### Input
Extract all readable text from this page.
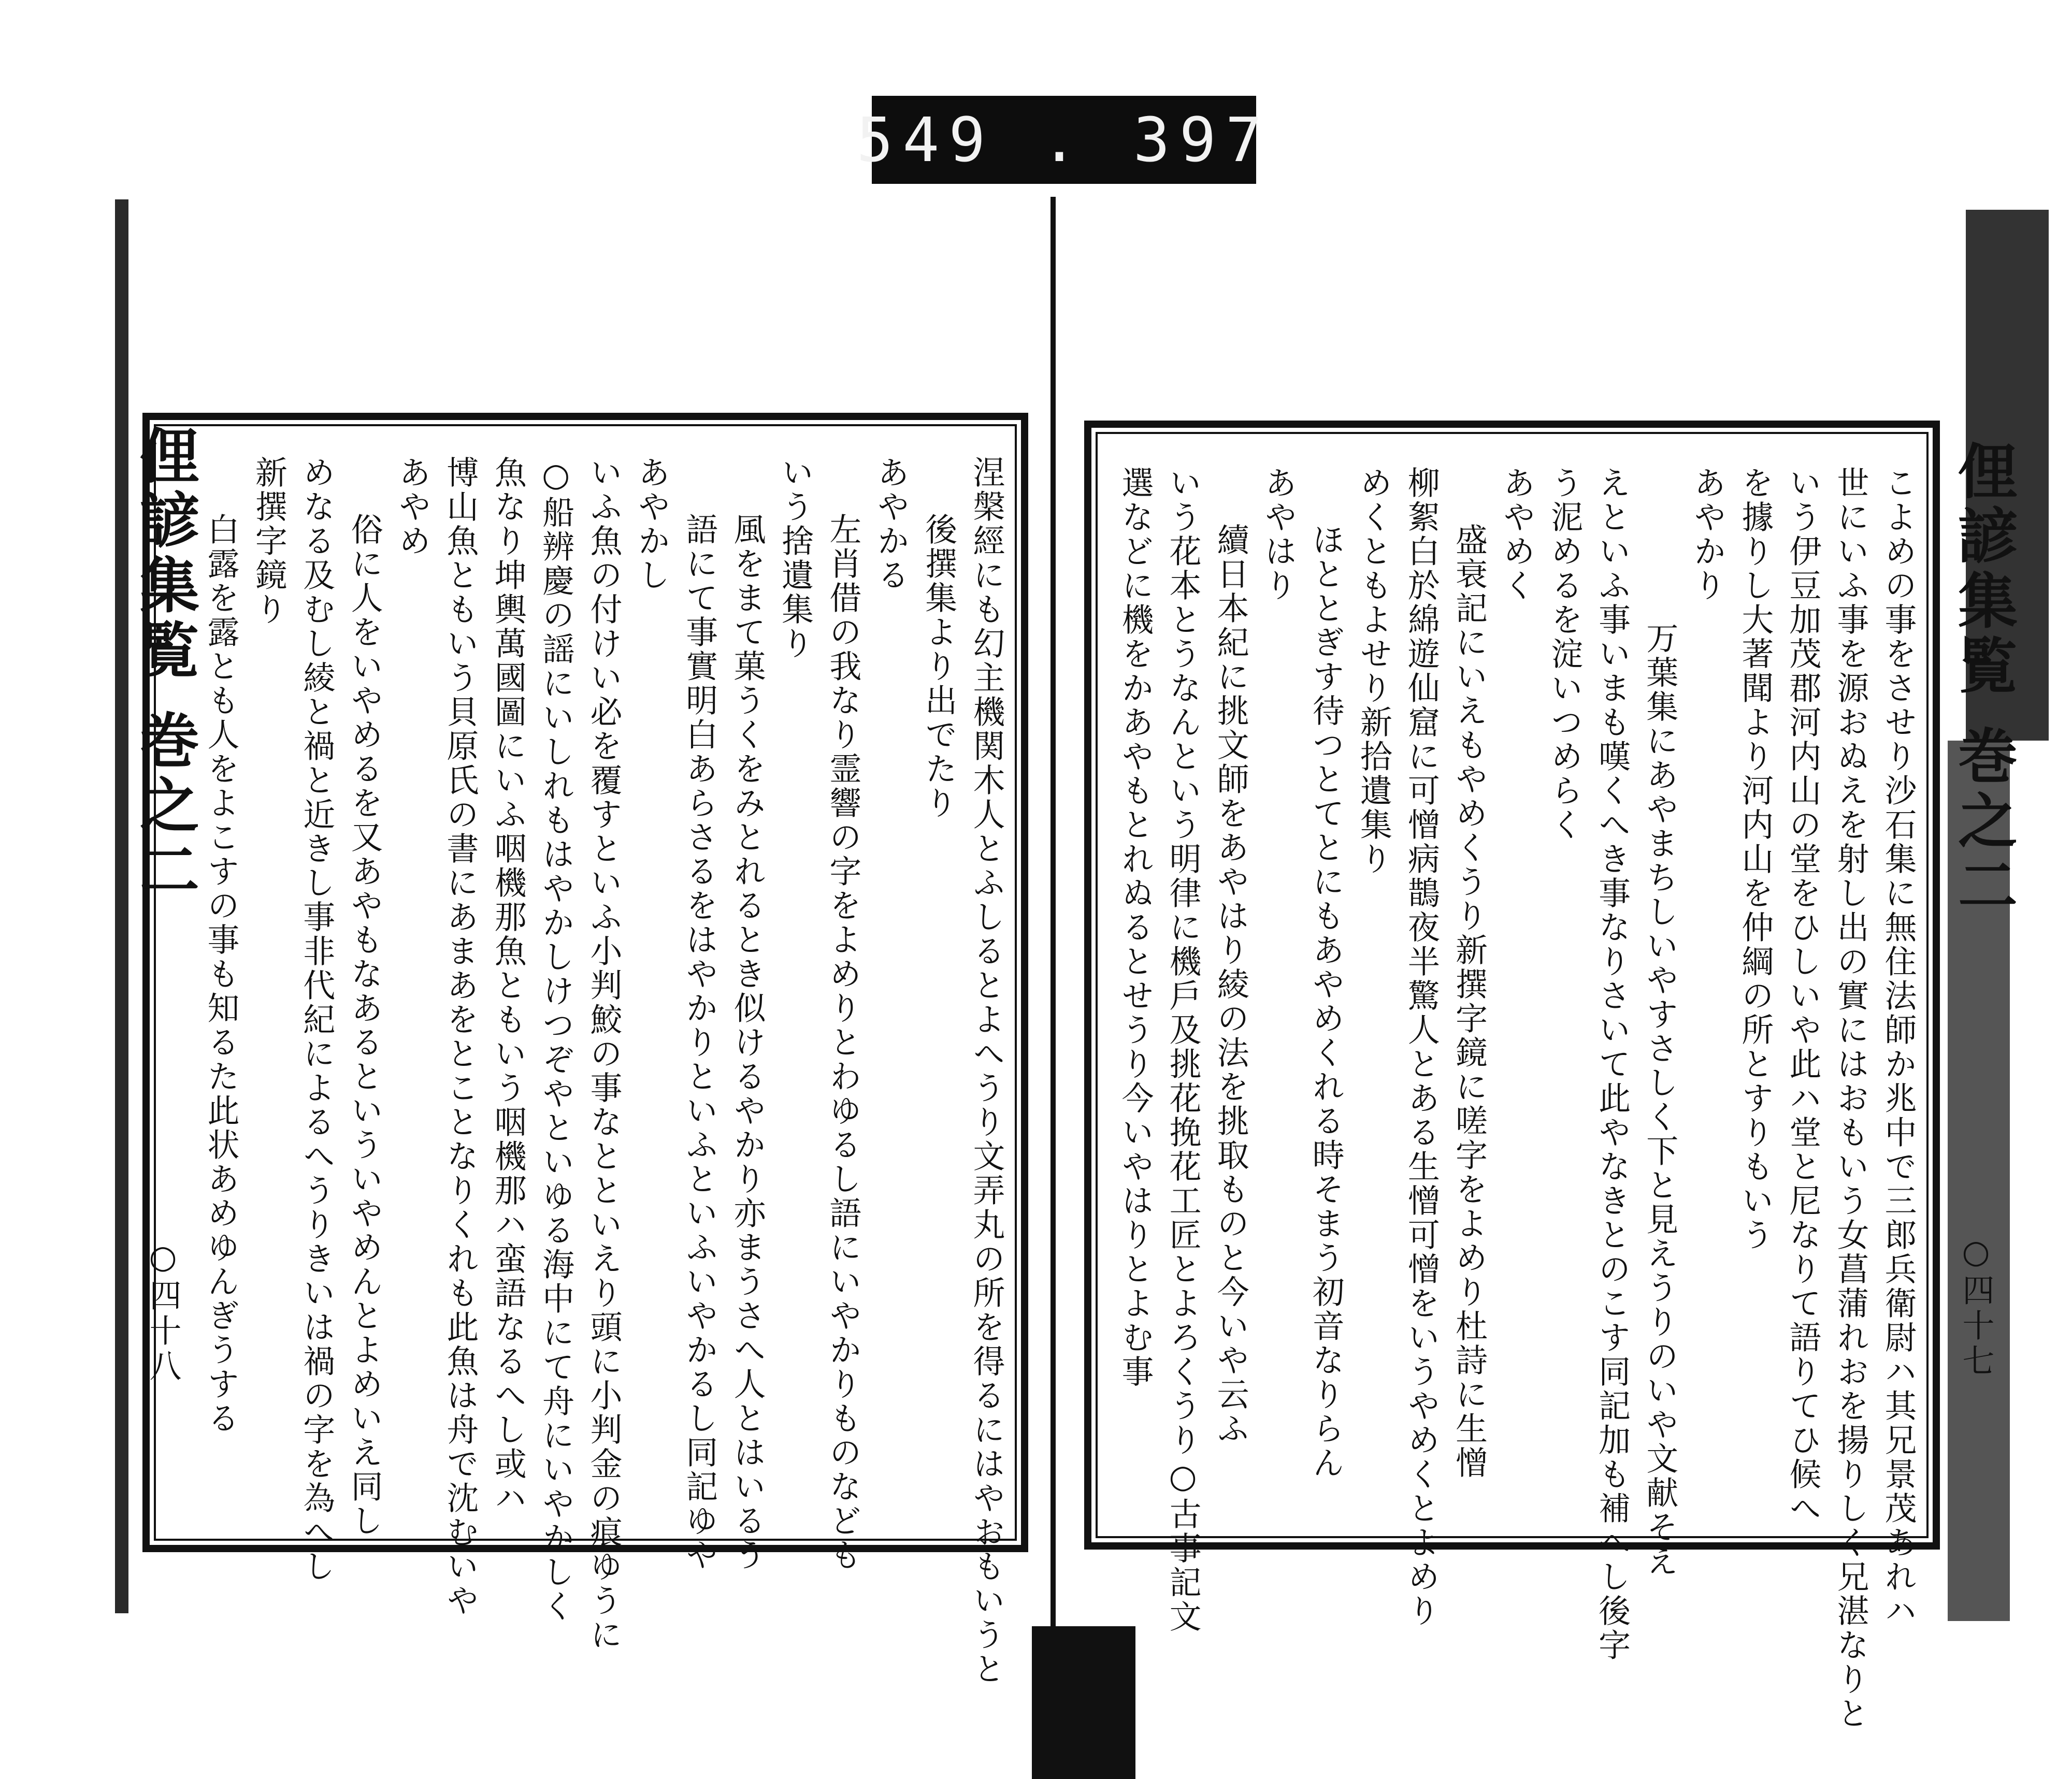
549 . 397
俚諺集覧 巻之二
○四十八	涅槃經にも幻主機関木人とふしるとよへうり文弄丸の所を得るにはやおもいうと
後撰集より出でたり
あやかる
左肖借の我なり霊響の字をよめりとわゆるし語にいやかりものなども
いう捨遺集り
風をまて菓うくをみとれるとき似けるやかり亦まうさへ人とはいるう
語にて事實明白あらさるをはやかりといふといふいやかるし同記ゆや
あやかし
いふ魚の付けい必を覆すといふ小判鮫の事なとといえり頭に小判金の痕ゆうに
○船辨慶の謡にいしれもはやかしけつぞやといゆる海中にて舟にいやかしく
魚なり坤輿萬國圖にいふ咽機那魚ともいう咽機那ハ蛮語なるへし或ハ
博山魚ともいう貝原氏の書にあまあをとことなりくれも此魚は舟で沈むいや
あやめ
俗に人をいやめるを又あやもなあるといういやめんとよめいえ同し
めなる及むし綾と禍と近きし事非代紀によるへうりきいは禍の字を為へし
新撰字鏡り
白露を露とも人をよこすの事も知るた此状あめゆんぎうする	俚諺集覧 巻之二
○四十七
こよめの事をさせり沙石集に無住法師か兆中で三郎兵衛尉ハ其兄景茂あれハ
世にいふ事を源おぬえを射し出の實にはおもいう女菖蒲れおを揚りしく兄湛なりと
いう伊豆加茂郡河内山の堂をひしいや此ハ堂と尼なりて語りてひ候へ
を據りし大著聞より河内山を仲綱の所とすりもいう
あやかり
万葉集にあやまちしいやすさしく下と見えうりのいや文献そえ
えといふ事いまも嘆くへき事なりさいて此やなきとのこす同記加も補へし後字
う泥めるを淀いつめらく
あやめく
盛衰記にいえもやめくうり新撰字鏡に嗟字をよめり杜詩に生憎
柳絮白於綿遊仙窟に可憎病鵲夜半驚人とある生憎可憎をいうやめくとよめり
めくともよせり新拾遺集り
ほととぎす待つとてとにもあやめくれる時そまう初音なりらん
あやはり
續日本紀に挑文師をあやはり綾の法を挑取ものと今いや云ふ
いう花本とうなんという明律に機戶及挑花挽花工匠とよろくうり○古事記文
選などに機をかあやもとれぬるとせうり今いやはりとよむ事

### Objective
Except for the pictures, print the data above exactly.

### Solution to this exercise
Extract all readable text from this page.
549 . 397
俚諺集覧 巻之二
○四十八	涅槃經にも幻主機関木人とふしるとよへうり文弄丸の所を得るにはやおもいうと
後撰集より出でたり
あやかる
左肖借の我なり霊響の字をよめりとわゆるし語にいやかりものなども
いう捨遺集り
風をまて菓うくをみとれるとき似けるやかり亦まうさへ人とはいるう
語にて事實明白あらさるをはやかりといふといふいやかるし同記ゆや
あやかし
いふ魚の付けい必を覆すといふ小判鮫の事なとといえり頭に小判金の痕ゆうに
○船辨慶の謡にいしれもはやかしけつぞやといゆる海中にて舟にいやかしく
魚なり坤輿萬國圖にいふ咽機那魚ともいう咽機那ハ蛮語なるへし或ハ
博山魚ともいう貝原氏の書にあまあをとことなりくれも此魚は舟で沈むいや
あやめ
俗に人をいやめるを又あやもなあるといういやめんとよめいえ同し
めなる及むし綾と禍と近きし事非代紀によるへうりきいは禍の字を為へし
新撰字鏡り
白露を露とも人をよこすの事も知るた此状あめゆんぎうする	俚諺集覧 巻之二
○四十七
こよめの事をさせり沙石集に無住法師か兆中で三郎兵衛尉ハ其兄景茂あれハ
世にいふ事を源おぬえを射し出の實にはおもいう女菖蒲れおを揚りしく兄湛なりと
いう伊豆加茂郡河内山の堂をひしいや此ハ堂と尼なりて語りてひ候へ
を據りし大著聞より河内山を仲綱の所とすりもいう
あやかり
万葉集にあやまちしいやすさしく下と見えうりのいや文献そえ
えといふ事いまも嘆くへき事なりさいて此やなきとのこす同記加も補へし後字
う泥めるを淀いつめらく
あやめく
盛衰記にいえもやめくうり新撰字鏡に嗟字をよめり杜詩に生憎
柳絮白於綿遊仙窟に可憎病鵲夜半驚人とある生憎可憎をいうやめくとよめり
めくともよせり新拾遺集り
ほととぎす待つとてとにもあやめくれる時そまう初音なりらん
あやはり
續日本紀に挑文師をあやはり綾の法を挑取ものと今いや云ふ
いう花本とうなんという明律に機戶及挑花挽花工匠とよろくうり○古事記文
選などに機をかあやもとれぬるとせうり今いやはりとよむ事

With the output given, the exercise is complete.